◆ Data provided ◆

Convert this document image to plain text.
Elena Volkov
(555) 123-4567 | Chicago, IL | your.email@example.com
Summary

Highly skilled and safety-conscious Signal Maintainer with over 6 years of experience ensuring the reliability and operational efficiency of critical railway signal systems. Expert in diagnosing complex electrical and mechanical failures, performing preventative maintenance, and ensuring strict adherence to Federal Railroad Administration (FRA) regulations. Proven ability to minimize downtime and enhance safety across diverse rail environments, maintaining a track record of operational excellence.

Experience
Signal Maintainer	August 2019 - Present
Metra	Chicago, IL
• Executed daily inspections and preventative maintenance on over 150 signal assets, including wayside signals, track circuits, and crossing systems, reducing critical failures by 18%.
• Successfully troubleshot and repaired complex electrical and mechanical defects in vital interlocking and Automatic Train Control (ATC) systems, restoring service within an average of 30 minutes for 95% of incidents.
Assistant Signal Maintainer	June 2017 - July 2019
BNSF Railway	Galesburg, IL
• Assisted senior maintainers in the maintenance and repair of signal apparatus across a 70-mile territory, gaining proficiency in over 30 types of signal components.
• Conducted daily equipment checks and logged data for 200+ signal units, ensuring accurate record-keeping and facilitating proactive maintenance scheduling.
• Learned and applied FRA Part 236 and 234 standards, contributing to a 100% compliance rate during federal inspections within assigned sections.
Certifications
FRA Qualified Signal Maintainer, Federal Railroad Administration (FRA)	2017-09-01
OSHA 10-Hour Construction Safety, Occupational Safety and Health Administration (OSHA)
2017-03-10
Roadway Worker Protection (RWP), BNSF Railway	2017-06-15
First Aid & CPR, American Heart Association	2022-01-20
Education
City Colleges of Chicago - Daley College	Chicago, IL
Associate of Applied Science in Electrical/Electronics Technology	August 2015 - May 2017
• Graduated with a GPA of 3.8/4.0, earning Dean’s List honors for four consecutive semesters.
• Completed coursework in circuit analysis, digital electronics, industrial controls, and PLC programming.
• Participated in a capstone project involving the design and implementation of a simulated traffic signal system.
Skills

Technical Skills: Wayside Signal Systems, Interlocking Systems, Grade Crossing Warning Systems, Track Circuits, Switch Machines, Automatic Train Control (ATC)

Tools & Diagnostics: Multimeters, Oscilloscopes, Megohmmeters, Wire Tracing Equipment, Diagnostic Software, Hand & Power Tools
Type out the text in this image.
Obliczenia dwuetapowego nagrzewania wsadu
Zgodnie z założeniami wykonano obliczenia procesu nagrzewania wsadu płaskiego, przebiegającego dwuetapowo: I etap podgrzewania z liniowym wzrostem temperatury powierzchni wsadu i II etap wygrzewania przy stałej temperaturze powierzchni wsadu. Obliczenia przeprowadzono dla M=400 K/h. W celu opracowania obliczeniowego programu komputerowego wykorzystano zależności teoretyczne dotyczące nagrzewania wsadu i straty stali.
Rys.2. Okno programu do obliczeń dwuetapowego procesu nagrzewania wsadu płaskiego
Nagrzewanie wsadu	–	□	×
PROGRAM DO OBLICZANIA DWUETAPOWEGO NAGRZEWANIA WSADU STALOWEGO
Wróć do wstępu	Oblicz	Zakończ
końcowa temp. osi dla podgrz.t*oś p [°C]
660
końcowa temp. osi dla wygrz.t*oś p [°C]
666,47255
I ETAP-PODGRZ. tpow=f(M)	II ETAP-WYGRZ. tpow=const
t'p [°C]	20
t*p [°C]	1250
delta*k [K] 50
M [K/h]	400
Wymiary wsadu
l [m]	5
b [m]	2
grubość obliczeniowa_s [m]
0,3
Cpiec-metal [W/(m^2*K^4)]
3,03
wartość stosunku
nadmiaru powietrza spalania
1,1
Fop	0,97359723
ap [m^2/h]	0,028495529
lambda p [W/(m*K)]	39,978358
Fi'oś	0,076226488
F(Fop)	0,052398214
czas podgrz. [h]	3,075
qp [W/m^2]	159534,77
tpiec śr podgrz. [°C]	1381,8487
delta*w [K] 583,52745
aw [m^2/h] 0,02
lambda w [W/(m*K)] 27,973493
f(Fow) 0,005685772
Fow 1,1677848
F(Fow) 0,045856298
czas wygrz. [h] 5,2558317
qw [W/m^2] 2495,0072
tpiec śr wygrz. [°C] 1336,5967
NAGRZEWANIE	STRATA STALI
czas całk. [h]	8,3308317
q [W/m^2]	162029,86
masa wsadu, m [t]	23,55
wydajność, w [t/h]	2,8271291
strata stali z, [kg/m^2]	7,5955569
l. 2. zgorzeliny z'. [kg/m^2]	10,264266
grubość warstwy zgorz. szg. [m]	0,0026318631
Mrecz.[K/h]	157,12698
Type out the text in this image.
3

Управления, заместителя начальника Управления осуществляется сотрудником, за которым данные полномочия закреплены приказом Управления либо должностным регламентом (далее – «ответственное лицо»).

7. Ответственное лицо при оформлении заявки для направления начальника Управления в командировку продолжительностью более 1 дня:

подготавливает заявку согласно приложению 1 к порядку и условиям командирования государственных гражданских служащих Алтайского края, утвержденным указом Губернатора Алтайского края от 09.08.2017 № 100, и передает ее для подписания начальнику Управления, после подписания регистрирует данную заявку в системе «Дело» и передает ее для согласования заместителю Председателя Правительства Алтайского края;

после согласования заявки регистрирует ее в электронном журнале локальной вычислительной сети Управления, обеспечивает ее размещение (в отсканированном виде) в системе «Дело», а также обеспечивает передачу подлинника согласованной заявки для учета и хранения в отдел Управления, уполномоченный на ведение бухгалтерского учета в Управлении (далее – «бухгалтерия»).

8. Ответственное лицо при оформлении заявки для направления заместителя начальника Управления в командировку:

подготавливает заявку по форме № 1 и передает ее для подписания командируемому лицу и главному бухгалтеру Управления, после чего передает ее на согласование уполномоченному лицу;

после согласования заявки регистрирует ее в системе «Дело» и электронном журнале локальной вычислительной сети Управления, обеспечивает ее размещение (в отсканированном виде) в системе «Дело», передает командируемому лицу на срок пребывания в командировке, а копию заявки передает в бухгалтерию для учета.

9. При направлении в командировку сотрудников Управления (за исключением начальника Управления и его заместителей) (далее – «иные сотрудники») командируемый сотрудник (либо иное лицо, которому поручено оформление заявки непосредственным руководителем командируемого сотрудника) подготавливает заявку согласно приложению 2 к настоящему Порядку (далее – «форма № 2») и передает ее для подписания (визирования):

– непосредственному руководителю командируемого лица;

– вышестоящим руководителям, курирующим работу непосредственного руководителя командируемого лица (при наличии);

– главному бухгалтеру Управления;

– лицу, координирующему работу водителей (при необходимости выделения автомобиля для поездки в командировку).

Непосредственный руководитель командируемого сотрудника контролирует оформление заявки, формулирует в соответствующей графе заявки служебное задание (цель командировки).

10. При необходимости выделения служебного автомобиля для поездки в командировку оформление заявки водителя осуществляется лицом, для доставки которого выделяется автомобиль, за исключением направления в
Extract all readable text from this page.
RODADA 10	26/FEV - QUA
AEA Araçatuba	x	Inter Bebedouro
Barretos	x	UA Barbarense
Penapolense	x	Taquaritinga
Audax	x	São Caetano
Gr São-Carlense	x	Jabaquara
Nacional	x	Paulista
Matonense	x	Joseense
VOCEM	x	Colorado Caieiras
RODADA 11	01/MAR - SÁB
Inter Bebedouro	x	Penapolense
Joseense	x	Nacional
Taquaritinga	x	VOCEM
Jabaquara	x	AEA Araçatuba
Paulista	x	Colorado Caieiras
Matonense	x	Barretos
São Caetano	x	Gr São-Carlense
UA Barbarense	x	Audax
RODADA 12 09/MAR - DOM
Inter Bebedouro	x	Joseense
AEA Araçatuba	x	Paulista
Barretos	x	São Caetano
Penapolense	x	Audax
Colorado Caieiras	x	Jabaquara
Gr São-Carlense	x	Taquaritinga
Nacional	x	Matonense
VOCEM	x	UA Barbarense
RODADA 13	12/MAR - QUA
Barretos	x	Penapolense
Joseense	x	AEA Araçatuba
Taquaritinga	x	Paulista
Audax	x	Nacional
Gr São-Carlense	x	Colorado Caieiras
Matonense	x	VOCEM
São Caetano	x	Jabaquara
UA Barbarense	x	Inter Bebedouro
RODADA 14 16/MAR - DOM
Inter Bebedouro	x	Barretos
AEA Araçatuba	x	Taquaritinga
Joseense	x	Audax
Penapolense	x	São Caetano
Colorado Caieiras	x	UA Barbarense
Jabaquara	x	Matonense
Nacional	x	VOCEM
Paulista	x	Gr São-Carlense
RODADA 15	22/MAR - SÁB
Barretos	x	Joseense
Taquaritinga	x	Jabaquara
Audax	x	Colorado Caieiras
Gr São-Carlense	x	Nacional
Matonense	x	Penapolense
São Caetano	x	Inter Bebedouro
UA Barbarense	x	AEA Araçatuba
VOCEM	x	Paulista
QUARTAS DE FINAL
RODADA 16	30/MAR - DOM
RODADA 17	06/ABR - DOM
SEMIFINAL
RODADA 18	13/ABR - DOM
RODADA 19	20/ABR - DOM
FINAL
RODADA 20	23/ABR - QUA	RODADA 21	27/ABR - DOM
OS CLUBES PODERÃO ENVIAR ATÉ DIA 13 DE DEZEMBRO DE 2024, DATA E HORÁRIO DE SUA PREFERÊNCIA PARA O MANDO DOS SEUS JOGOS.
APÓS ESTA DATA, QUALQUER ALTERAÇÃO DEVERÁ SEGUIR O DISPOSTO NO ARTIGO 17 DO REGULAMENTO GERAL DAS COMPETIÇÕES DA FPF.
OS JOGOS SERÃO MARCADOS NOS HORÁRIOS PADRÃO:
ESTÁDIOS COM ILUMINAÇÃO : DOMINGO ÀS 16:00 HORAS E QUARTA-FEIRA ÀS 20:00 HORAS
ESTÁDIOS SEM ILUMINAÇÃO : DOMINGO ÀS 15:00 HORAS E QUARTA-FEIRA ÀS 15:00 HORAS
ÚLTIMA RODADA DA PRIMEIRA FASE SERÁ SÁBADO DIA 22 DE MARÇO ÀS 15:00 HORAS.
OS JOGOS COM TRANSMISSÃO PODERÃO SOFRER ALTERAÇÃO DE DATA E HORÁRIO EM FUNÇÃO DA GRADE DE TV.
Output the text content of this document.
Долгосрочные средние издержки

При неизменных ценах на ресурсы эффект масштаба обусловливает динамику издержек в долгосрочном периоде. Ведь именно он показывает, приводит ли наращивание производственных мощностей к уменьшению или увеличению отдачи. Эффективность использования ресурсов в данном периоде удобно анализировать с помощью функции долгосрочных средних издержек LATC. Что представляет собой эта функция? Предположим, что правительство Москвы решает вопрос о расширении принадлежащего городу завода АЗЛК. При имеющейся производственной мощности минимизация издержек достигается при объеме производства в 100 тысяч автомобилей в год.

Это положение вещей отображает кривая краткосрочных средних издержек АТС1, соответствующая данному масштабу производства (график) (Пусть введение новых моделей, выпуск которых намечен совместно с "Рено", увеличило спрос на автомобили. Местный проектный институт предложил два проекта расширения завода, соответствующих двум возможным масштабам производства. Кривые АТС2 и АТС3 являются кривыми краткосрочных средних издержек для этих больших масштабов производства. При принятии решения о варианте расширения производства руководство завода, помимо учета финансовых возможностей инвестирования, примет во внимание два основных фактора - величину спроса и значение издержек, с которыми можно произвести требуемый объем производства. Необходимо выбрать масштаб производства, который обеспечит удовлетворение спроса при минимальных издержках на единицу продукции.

◆ Exercise requirements ◆
Locate the lines above that hold the word "BNSF". Show every one of them.

◆ Final result ◆
BNSF Railway	Galesburg, IL
Roadway Worker Protection (RWP), BNSF Railway	2017-06-15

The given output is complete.